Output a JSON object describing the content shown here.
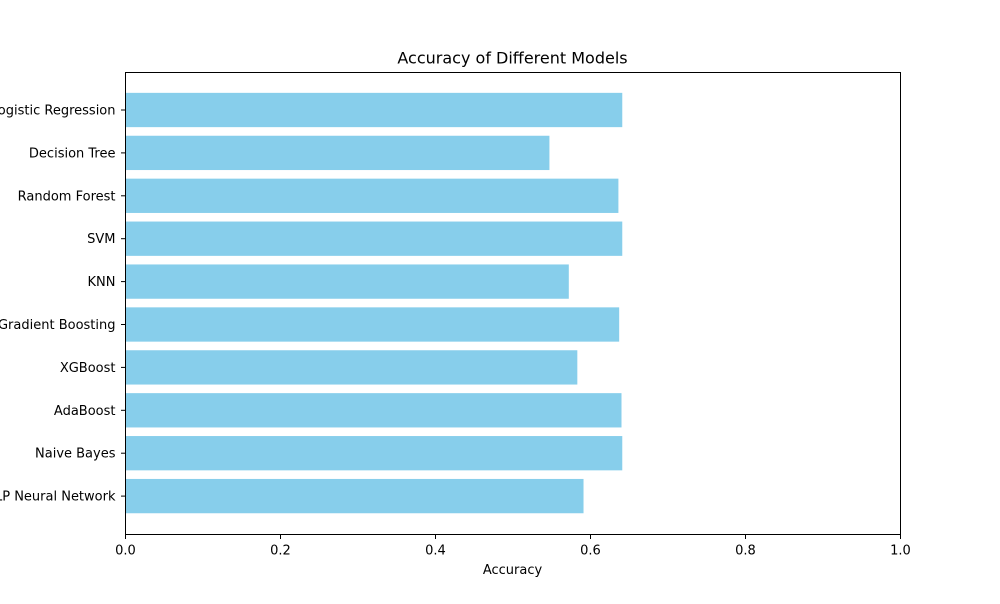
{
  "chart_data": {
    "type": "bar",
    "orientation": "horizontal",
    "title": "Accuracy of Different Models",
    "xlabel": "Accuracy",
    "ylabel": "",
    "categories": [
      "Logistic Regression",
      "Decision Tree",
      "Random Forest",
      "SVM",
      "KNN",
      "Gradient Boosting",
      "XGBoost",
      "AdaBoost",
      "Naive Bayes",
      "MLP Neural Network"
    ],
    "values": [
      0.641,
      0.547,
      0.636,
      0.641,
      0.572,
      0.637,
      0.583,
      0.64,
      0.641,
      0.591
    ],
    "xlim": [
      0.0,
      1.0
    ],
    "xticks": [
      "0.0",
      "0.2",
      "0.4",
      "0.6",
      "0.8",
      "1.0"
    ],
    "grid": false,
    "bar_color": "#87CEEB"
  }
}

.....

Your task is to gather every line with the word "Accuracy" and copy it.

    "title": "Accuracy of Different Models",
    "xlabel": "Accuracy",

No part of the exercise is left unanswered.